§ WHAT TO DO
Repeat all of the records verbatim.
## begin EXERCISE INPUT
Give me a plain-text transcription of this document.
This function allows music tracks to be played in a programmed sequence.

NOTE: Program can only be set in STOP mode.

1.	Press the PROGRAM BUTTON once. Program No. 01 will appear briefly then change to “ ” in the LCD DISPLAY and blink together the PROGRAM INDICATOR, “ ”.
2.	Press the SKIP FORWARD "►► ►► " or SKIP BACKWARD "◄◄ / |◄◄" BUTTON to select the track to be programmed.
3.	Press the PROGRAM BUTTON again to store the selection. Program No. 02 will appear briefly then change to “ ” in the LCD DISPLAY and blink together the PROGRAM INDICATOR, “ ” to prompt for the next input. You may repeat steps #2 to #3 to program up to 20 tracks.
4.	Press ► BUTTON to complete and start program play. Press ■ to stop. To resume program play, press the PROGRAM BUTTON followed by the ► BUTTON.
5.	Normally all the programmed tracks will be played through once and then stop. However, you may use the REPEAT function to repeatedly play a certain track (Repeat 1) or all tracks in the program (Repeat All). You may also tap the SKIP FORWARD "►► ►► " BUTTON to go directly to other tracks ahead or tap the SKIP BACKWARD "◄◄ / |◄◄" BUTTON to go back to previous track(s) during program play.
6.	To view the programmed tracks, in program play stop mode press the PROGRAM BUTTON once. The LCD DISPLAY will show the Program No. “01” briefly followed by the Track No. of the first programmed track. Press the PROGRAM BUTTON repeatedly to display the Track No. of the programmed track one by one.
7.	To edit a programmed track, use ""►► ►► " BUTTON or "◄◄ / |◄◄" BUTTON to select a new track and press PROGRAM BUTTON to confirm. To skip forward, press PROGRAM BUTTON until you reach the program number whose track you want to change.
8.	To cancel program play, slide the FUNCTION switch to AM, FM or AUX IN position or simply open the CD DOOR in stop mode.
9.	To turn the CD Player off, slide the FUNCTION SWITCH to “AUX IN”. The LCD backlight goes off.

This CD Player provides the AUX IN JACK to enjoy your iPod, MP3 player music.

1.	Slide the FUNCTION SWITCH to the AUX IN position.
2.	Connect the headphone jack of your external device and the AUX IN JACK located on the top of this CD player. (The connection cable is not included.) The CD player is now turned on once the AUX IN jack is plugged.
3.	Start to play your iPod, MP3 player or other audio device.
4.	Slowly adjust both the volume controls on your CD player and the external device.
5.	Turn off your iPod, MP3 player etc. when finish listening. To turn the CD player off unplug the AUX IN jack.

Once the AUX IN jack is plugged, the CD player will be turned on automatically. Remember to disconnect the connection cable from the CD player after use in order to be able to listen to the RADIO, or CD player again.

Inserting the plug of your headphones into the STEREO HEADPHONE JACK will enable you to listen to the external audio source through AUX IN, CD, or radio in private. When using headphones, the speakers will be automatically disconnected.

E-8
## end EXERCISE INPUT
§ RESPONSE
Give me a plain-text transcription of this document.
This function allows music tracks to be played in a programmed sequence.

NOTE: Program can only be set in STOP mode.

1.	Press the PROGRAM BUTTON once. Program No. 01 will appear briefly then change to “ ” in the LCD DISPLAY and blink together the PROGRAM INDICATOR, “ ”.
2.	Press the SKIP FORWARD "►► ►► " or SKIP BACKWARD "◄◄ / |◄◄" BUTTON to select the track to be programmed.
3.	Press the PROGRAM BUTTON again to store the selection. Program No. 02 will appear briefly then change to “ ” in the LCD DISPLAY and blink together the PROGRAM INDICATOR, “ ” to prompt for the next input. You may repeat steps #2 to #3 to program up to 20 tracks.
4.	Press ► BUTTON to complete and start program play. Press ■ to stop. To resume program play, press the PROGRAM BUTTON followed by the ► BUTTON.
5.	Normally all the programmed tracks will be played through once and then stop. However, you may use the REPEAT function to repeatedly play a certain track (Repeat 1) or all tracks in the program (Repeat All). You may also tap the SKIP FORWARD "►► ►► " BUTTON to go directly to other tracks ahead or tap the SKIP BACKWARD "◄◄ / |◄◄" BUTTON to go back to previous track(s) during program play.
6.	To view the programmed tracks, in program play stop mode press the PROGRAM BUTTON once. The LCD DISPLAY will show the Program No. “01” briefly followed by the Track No. of the first programmed track. Press the PROGRAM BUTTON repeatedly to display the Track No. of the programmed track one by one.
7.	To edit a programmed track, use ""►► ►► " BUTTON or "◄◄ / |◄◄" BUTTON to select a new track and press PROGRAM BUTTON to confirm. To skip forward, press PROGRAM BUTTON until you reach the program number whose track you want to change.
8.	To cancel program play, slide the FUNCTION switch to AM, FM or AUX IN position or simply open the CD DOOR in stop mode.
9.	To turn the CD Player off, slide the FUNCTION SWITCH to “AUX IN”. The LCD backlight goes off.

This CD Player provides the AUX IN JACK to enjoy your iPod, MP3 player music.

1.	Slide the FUNCTION SWITCH to the AUX IN position.
2.	Connect the headphone jack of your external device and the AUX IN JACK located on the top of this CD player. (The connection cable is not included.) The CD player is now turned on once the AUX IN jack is plugged.
3.	Start to play your iPod, MP3 player or other audio device.
4.	Slowly adjust both the volume controls on your CD player and the external device.
5.	Turn off your iPod, MP3 player etc. when finish listening. To turn the CD player off unplug the AUX IN jack.

Once the AUX IN jack is plugged, the CD player will be turned on automatically. Remember to disconnect the connection cable from the CD player after use in order to be able to listen to the RADIO, or CD player again.

Inserting the plug of your headphones into the STEREO HEADPHONE JACK will enable you to listen to the external audio source through AUX IN, CD, or radio in private. When using headphones, the speakers will be automatically disconnected.

E-8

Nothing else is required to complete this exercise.